- Task objective -
Keep only the lines that hold the string "Bradford", filtering out the rest of the entries below.

- Data excerpts -
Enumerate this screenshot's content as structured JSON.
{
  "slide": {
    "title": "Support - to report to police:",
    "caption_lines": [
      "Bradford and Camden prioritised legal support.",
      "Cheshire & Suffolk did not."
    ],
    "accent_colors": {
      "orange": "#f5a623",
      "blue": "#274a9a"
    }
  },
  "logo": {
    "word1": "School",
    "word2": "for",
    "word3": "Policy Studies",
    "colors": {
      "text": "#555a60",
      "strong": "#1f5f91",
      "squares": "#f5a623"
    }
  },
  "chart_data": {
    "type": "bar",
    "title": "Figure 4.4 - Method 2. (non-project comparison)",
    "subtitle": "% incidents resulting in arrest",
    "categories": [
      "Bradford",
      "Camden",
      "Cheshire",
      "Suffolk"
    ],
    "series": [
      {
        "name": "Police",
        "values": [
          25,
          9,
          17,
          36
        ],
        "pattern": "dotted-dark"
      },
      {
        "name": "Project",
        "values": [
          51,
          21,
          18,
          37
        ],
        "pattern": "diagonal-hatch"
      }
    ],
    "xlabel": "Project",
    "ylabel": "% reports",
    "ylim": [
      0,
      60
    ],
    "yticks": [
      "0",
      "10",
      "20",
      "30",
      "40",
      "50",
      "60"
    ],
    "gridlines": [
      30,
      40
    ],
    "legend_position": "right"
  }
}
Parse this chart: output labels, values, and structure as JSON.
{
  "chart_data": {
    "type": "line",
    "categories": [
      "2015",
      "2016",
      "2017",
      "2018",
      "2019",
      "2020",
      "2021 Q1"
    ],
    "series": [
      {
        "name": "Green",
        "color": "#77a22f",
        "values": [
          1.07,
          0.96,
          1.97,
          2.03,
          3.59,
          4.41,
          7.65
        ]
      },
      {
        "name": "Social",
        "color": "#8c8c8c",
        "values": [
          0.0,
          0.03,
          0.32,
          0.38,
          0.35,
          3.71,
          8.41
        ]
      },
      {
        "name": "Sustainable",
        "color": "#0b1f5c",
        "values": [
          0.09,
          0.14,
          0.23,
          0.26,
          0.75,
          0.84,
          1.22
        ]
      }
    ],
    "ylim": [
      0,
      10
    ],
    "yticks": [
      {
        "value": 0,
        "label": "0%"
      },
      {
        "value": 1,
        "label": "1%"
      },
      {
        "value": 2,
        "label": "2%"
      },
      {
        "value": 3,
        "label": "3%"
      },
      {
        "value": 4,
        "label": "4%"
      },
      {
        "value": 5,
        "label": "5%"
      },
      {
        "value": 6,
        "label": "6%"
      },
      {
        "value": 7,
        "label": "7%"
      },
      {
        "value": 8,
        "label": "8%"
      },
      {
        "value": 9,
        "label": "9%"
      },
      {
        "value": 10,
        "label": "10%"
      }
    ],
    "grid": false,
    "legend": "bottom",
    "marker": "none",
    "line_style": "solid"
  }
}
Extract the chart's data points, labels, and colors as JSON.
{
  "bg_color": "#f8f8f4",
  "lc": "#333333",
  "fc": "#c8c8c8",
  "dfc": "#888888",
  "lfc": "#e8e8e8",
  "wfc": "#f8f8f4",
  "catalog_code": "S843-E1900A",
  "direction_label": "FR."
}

- Response to this exercise -
      "Bradford and Camden prioritised legal support.",
      "Bradford",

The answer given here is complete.